We recommend adding the following steps to your drone pre-flight checklist to up-level your situational awareness and make safer flight decisions.
 

1. Understand microweather conditions

As many operators can attest, weather conditions such as wind, temperature, and precipitation can have a major impact on drone hardware and overall success of the flight. The challenge is traditional weather sources often take 20 minutes to update and provide high-level data over a wide 2,000- to 4,000-meter radius.

Microweather data on the other hand is far more localized with updates every 60 seconds and details within a 500-meter radius, including precipitation, temperature, wind, cloud cover, visibility, and more.

Our free SkyGrid Flight Control app provides this hyper-local weather data to help drone operators ensure they’re flying in optimal conditions based on the current temperature, cloud base, dew point, etc. This level of detail can also help avoid situations where rain or wind speeds unexpectedly increase during flight and damage the aircraft.

Drone weather

2. Evaluate roadway traffic

Unless flying in a remote location, it’s also important to add roadway traffic to your drone pre-flight checklist. This data can help operators avoid flying over congested areas that may pose a risk to vehicles and people on the ground.

Within SkyGrid Flight Control, the traffic layer can be turned on to see light vs. moderate vs. heavy traffic. High roadway traffic can be also be an indication of high pedestrian traffic. Operators can use this data to schedule their flights when the least amount of traffic is expected.

roadway traffic for drones

3. Assess the elevation

Checking the local elevation can also be beneficial for your drone pre-flight checklist. By identifying how elevation fluctuates in your area, operators can safely fly over varying terrain and maintain the desired altitude above ground level.

### Extracted material
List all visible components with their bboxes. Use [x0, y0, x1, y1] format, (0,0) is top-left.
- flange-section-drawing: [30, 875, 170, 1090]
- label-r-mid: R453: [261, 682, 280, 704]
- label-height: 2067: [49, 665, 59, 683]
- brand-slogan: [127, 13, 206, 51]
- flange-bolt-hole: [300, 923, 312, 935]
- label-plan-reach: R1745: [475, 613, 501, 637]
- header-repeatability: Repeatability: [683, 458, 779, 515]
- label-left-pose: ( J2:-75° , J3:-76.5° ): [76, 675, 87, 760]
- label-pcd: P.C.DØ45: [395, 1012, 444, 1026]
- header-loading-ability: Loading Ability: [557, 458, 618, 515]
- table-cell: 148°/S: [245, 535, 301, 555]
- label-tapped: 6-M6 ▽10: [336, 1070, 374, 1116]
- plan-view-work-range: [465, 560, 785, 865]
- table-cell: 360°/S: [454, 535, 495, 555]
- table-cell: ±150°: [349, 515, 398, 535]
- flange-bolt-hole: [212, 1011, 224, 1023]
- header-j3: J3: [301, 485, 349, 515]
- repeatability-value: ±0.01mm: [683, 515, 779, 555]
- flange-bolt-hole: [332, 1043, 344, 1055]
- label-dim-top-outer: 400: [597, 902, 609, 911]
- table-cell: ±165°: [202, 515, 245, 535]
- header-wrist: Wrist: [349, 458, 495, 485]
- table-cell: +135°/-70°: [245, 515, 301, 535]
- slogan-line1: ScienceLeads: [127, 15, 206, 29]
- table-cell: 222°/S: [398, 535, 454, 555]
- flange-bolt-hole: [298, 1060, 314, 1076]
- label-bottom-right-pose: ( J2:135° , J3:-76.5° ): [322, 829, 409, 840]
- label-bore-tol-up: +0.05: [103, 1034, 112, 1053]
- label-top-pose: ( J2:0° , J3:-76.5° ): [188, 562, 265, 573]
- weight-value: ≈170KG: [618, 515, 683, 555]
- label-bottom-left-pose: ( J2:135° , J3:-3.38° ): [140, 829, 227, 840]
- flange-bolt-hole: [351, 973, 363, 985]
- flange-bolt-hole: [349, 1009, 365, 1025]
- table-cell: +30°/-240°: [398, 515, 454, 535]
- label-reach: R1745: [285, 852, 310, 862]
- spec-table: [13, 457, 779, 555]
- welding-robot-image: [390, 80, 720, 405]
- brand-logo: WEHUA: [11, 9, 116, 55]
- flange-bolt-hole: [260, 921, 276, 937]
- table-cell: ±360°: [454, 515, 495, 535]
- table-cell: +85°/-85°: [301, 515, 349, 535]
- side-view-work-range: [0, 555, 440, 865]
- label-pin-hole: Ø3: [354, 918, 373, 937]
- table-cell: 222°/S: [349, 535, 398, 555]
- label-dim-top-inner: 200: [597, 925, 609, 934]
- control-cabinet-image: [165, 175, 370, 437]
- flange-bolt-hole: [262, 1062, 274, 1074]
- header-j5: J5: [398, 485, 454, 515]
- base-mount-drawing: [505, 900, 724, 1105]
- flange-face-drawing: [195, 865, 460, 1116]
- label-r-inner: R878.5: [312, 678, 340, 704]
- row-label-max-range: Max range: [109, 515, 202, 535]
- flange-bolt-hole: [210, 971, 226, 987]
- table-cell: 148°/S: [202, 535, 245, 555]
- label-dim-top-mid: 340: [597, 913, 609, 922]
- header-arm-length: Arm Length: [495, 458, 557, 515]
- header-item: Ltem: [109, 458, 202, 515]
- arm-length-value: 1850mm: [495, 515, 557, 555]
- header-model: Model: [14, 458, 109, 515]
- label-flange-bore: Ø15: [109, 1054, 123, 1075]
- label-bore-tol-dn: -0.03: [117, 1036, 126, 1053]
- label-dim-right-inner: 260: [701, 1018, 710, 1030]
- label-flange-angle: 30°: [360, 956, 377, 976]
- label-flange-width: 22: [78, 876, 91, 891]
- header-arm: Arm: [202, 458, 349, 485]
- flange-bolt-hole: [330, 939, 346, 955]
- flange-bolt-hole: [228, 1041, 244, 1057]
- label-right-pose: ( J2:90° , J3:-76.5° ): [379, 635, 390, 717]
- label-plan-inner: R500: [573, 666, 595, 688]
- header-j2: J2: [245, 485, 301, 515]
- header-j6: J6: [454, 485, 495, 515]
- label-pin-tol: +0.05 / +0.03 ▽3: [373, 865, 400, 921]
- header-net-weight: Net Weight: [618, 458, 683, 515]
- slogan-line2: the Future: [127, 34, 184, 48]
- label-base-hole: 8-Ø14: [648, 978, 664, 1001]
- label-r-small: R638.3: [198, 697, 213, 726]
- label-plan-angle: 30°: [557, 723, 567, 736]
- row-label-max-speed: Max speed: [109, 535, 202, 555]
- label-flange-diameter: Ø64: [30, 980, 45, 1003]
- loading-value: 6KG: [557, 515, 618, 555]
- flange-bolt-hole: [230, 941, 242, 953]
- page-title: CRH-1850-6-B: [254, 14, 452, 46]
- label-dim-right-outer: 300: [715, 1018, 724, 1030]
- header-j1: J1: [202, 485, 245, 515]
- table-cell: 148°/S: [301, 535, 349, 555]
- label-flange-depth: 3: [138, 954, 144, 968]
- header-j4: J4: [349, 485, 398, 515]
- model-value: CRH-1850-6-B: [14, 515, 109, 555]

### Instructions
[A] In the entries starting at the first line and ending at the line containing "- brand-slogan: [127, 13, 206, 51]", swap "label-height" for "label-total-height" and return those lines with nothing else altered.
[B] Write the next part of the drone pre-flight checklist article, picking up right after its last sentence.
The drone checklist article and the entries come from two unrelated sources.

### Expected responses
[A]
List all visible components with their bboxes. Use [x0, y0, x1, y1] format, (0,0) is top-left.
- flange-section-drawing: [30, 875, 170, 1090]
- label-r-mid: R453: [261, 682, 280, 704]
- label-total-height: 2067: [49, 665, 59, 683]
- brand-slogan: [127, 13, 206, 51]

[B]
For example, you may need to fly under 100-feet altitude for missions that require high resolution imagery, such as a site inspection or search and rescue operation. Detailed elevation data can help you maintain this altitude as the ground level shifts throughout the flight.

The elevation layer in SkyGrid Flight Control shows the highest elevation points above ground level, which makes it easy to set optimal altitudes during the flight planning process.

drone elevation data

4. Check for local fires

Unfortunately, wildfires in the western region of the United States are becoming more frequent. This poses a couple different risks for drone operators. For starters, the heat and lack of visibility can lead to aircraft damage. But more importantly, your drone could interrupt the efforts of firefighters.

If a drone flies near a wildfire, fire response teams are often forced to ground their aircraft to avoid the potential of a midair collision. This could delay the airborne response to the fire and create a larger threat to people and property in the area. Unless involved in the firefighting operation, drone pilots should avoid flying near wildfires at all costs.

Drone operators can also check the local fire index to see what the wildfire risk is in their local area. The fire index layer in SkyGrid Flight Control app indicates the highest risk in red and the lowest risk in yellow. Operators should be extra cautious in areas with a high risk.

drone pre-flight checklist

5. Evaluate airspace classes & advisories

Hopefully this step is already part of your drone pre-flight checklist, but if not, it’s a critical one! Before taking flight, drone operators should check the airspace classes and altitude ceilings in their area. If flying in U.S. controlled airspace (Class A, B, C, D or E), flight authorization is required.

The airspace map in SkyGrid Flight Control identifies each airspace class and displays the pre-approved ceilings where LAANC is available for auto-approval. But no matter if you’re flying in controlled airspace or not, it’s always important to check for drone flight restrictions in your area. These FAA restrictions are often issued around military bases and high-security events. Operators who violate these flight restrictions may be subject to civil penalties and criminal charges.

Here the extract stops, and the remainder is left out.